- Short exercise -
Will you print the material below without altering a single character?

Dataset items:
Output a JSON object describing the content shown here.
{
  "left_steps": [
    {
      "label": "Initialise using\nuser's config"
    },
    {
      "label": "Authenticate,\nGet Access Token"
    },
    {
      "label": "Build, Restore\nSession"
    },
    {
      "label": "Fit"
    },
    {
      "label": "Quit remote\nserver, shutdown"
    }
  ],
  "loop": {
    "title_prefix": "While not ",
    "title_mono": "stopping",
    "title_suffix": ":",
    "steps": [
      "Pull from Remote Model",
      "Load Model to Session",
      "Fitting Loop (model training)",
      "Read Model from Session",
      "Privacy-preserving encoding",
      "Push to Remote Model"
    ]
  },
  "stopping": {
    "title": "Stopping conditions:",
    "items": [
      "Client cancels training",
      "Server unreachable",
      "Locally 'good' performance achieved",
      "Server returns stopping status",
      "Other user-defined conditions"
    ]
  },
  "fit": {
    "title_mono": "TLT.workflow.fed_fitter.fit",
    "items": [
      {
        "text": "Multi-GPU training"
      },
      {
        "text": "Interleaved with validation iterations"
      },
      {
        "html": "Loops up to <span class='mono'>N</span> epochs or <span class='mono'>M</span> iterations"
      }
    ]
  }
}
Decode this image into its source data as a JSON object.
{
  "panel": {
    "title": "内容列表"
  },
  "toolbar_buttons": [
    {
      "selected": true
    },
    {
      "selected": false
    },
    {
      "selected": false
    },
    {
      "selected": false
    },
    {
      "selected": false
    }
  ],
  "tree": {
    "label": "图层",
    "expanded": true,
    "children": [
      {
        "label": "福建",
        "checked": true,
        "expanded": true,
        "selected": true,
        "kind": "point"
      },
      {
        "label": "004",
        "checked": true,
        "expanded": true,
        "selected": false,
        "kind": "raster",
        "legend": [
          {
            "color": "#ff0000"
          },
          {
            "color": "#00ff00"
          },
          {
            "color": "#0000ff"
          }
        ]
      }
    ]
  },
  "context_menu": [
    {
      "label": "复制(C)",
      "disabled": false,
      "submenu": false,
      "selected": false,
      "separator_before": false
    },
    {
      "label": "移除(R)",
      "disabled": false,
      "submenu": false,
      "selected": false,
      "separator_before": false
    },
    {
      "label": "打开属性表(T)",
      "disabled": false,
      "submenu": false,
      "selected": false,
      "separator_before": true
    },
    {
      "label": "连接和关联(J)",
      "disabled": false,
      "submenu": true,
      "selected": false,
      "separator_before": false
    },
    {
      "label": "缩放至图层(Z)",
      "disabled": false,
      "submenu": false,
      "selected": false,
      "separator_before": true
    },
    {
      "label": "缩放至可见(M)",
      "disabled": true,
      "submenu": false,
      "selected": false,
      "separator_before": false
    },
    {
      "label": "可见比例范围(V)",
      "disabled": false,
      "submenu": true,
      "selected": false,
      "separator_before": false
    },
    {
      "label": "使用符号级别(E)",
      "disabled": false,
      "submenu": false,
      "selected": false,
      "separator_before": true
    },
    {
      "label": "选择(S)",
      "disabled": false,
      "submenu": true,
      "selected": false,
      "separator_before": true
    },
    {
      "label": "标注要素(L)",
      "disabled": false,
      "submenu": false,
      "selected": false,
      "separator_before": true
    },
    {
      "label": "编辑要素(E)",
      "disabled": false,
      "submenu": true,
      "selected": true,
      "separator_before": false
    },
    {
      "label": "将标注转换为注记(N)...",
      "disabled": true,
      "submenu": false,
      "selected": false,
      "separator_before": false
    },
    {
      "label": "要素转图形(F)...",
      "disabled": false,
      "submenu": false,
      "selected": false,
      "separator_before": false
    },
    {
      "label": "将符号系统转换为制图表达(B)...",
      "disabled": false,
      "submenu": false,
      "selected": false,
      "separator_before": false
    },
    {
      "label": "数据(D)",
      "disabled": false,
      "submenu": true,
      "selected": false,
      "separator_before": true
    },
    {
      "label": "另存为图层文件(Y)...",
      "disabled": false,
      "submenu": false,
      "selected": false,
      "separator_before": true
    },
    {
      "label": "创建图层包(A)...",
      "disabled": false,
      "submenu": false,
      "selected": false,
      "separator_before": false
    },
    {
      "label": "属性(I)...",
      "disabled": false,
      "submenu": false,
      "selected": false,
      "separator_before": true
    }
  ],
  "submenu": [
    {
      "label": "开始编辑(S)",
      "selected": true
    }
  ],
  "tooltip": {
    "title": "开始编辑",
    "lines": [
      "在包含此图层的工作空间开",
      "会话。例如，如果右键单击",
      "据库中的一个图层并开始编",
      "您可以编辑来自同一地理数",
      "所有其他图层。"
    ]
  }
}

- Task result -
Output a JSON object describing the content shown here.
{
  "left_steps": [
    {
      "label": "Initialise using\nuser's config"
    },
    {
      "label": "Authenticate,\nGet Access Token"
    },
    {
      "label": "Build, Restore\nSession"
    },
    {
      "label": "Fit"
    },
    {
      "label": "Quit remote\nserver, shutdown"
    }
  ],
  "loop": {
    "title_prefix": "While not ",
    "title_mono": "stopping",
    "title_suffix": ":",
    "steps": [
      "Pull from Remote Model",
      "Load Model to Session",
      "Fitting Loop (model training)",
      "Read Model from Session",
      "Privacy-preserving encoding",
      "Push to Remote Model"
    ]
  },
  "stopping": {
    "title": "Stopping conditions:",
    "items": [
      "Client cancels training",
      "Server unreachable",
      "Locally 'good' performance achieved",
      "Server returns stopping status",
      "Other user-defined conditions"
    ]
  },
  "fit": {
    "title_mono": "TLT.workflow.fed_fitter.fit",
    "items": [
      {
        "text": "Multi-GPU training"
      },
      {
        "text": "Interleaved with validation iterations"
      },
      {
        "html": "Loops up to <span class='mono'>N</span> epochs or <span class='mono'>M</span> iterations"
      }
    ]
  }
}
Decode this image into its source data as a JSON object.
{
  "panel": {
    "title": "内容列表"
  },
  "toolbar_buttons": [
    {
      "selected": true
    },
    {
      "selected": false
    },
    {
      "selected": false
    },
    {
      "selected": false
    },
    {
      "selected": false
    }
  ],
  "tree": {
    "label": "图层",
    "expanded": true,
    "children": [
      {
        "label": "福建",
        "checked": true,
        "expanded": true,
        "selected": true,
        "kind": "point"
      },
      {
        "label": "004",
        "checked": true,
        "expanded": true,
        "selected": false,
        "kind": "raster",
        "legend": [
          {
            "color": "#ff0000"
          },
          {
            "color": "#00ff00"
          },
          {
            "color": "#0000ff"
          }
        ]
      }
    ]
  },
  "context_menu": [
    {
      "label": "复制(C)",
      "disabled": false,
      "submenu": false,
      "selected": false,
      "separator_before": false
    },
    {
      "label": "移除(R)",
      "disabled": false,
      "submenu": false,
      "selected": false,
      "separator_before": false
    },
    {
      "label": "打开属性表(T)",
      "disabled": false,
      "submenu": false,
      "selected": false,
      "separator_before": true
    },
    {
      "label": "连接和关联(J)",
      "disabled": false,
      "submenu": true,
      "selected": false,
      "separator_before": false
    },
    {
      "label": "缩放至图层(Z)",
      "disabled": false,
      "submenu": false,
      "selected": false,
      "separator_before": true
    },
    {
      "label": "缩放至可见(M)",
      "disabled": true,
      "submenu": false,
      "selected": false,
      "separator_before": false
    },
    {
      "label": "可见比例范围(V)",
      "disabled": false,
      "submenu": true,
      "selected": false,
      "separator_before": false
    },
    {
      "label": "使用符号级别(E)",
      "disabled": false,
      "submenu": false,
      "selected": false,
      "separator_before": true
    },
    {
      "label": "选择(S)",
      "disabled": false,
      "submenu": true,
      "selected": false,
      "separator_before": true
    },
    {
      "label": "标注要素(L)",
      "disabled": false,
      "submenu": false,
      "selected": false,
      "separator_before": true
    },
    {
      "label": "编辑要素(E)",
      "disabled": false,
      "submenu": true,
      "selected": true,
      "separator_before": false
    },
    {
      "label": "将标注转换为注记(N)...",
      "disabled": true,
      "submenu": false,
      "selected": false,
      "separator_before": false
    },
    {
      "label": "要素转图形(F)...",
      "disabled": false,
      "submenu": false,
      "selected": false,
      "separator_before": false
    },
    {
      "label": "将符号系统转换为制图表达(B)...",
      "disabled": false,
      "submenu": false,
      "selected": false,
      "separator_before": false
    },
    {
      "label": "数据(D)",
      "disabled": false,
      "submenu": true,
      "selected": false,
      "separator_before": true
    },
    {
      "label": "另存为图层文件(Y)...",
      "disabled": false,
      "submenu": false,
      "selected": false,
      "separator_before": true
    },
    {
      "label": "创建图层包(A)...",
      "disabled": false,
      "submenu": false,
      "selected": false,
      "separator_before": false
    },
    {
      "label": "属性(I)...",
      "disabled": false,
      "submenu": false,
      "selected": false,
      "separator_before": true
    }
  ],
  "submenu": [
    {
      "label": "开始编辑(S)",
      "selected": true
    }
  ],
  "tooltip": {
    "title": "开始编辑",
    "lines": [
      "在包含此图层的工作空间开",
      "会话。例如，如果右键单击",
      "据库中的一个图层并开始编",
      "您可以编辑来自同一地理数",
      "所有其他图层。"
    ]
  }
}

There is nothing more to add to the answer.